>> begin Data in this exercise

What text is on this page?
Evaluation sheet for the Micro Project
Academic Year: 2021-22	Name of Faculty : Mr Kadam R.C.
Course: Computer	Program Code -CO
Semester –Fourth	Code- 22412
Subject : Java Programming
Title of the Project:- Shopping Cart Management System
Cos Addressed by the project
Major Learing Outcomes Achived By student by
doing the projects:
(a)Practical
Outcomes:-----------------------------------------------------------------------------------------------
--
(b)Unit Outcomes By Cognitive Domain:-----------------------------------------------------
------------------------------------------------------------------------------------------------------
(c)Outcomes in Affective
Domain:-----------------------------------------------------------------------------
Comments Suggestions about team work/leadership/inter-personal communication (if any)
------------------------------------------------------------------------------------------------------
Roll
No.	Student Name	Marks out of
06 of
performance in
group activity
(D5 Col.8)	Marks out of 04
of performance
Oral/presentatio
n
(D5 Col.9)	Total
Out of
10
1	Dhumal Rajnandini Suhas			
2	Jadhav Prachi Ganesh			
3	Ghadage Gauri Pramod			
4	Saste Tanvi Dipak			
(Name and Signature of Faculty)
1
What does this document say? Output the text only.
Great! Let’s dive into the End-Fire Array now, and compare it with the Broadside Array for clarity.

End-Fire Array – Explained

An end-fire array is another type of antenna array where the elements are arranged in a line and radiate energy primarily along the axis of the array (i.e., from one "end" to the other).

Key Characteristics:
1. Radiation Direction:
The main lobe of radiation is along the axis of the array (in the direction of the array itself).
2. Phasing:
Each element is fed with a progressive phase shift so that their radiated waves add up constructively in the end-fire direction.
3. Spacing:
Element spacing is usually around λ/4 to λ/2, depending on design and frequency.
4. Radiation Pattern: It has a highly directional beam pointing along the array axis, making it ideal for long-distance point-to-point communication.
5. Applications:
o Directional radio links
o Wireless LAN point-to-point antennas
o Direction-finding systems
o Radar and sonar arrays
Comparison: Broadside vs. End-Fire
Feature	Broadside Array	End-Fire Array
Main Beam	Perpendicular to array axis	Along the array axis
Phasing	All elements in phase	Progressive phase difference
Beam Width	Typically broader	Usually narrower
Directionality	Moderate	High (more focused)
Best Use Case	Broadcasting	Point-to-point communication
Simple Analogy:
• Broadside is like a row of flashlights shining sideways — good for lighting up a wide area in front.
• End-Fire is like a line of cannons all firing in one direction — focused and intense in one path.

>> end Data in this exercise

Extract all of the data above without altering anything.

What text is on this page?
Evaluation sheet for the Micro Project
Academic Year: 2021-22	Name of Faculty : Mr Kadam R.C.
Course: Computer	Program Code -CO
Semester –Fourth	Code- 22412
Subject : Java Programming
Title of the Project:- Shopping Cart Management System
Cos Addressed by the project
Major Learing Outcomes Achived By student by
doing the projects:
(a)Practical
Outcomes:-----------------------------------------------------------------------------------------------
--
(b)Unit Outcomes By Cognitive Domain:-----------------------------------------------------
------------------------------------------------------------------------------------------------------
(c)Outcomes in Affective
Domain:-----------------------------------------------------------------------------
Comments Suggestions about team work/leadership/inter-personal communication (if any)
------------------------------------------------------------------------------------------------------
Roll
No.	Student Name	Marks out of
06 of
performance in
group activity
(D5 Col.8)	Marks out of 04
of performance
Oral/presentatio
n
(D5 Col.9)	Total
Out of
10
1	Dhumal Rajnandini Suhas			
2	Jadhav Prachi Ganesh			
3	Ghadage Gauri Pramod			
4	Saste Tanvi Dipak			
(Name and Signature of Faculty)
1
What does this document say? Output the text only.
Great! Let’s dive into the End-Fire Array now, and compare it with the Broadside Array for clarity.

End-Fire Array – Explained

An end-fire array is another type of antenna array where the elements are arranged in a line and radiate energy primarily along the axis of the array (i.e., from one "end" to the other).

Key Characteristics:
1. Radiation Direction:
The main lobe of radiation is along the axis of the array (in the direction of the array itself).
2. Phasing:
Each element is fed with a progressive phase shift so that their radiated waves add up constructively in the end-fire direction.
3. Spacing:
Element spacing is usually around λ/4 to λ/2, depending on design and frequency.
4. Radiation Pattern: It has a highly directional beam pointing along the array axis, making it ideal for long-distance point-to-point communication.
5. Applications:
o Directional radio links
o Wireless LAN point-to-point antennas
o Direction-finding systems
o Radar and sonar arrays
Comparison: Broadside vs. End-Fire
Feature	Broadside Array	End-Fire Array
Main Beam	Perpendicular to array axis	Along the array axis
Phasing	All elements in phase	Progressive phase difference
Beam Width	Typically broader	Usually narrower
Directionality	Moderate	High (more focused)
Best Use Case	Broadcasting	Point-to-point communication
Simple Analogy:
• Broadside is like a row of flashlights shining sideways — good for lighting up a wide area in front.
• End-Fire is like a line of cannons all firing in one direction — focused and intense in one path.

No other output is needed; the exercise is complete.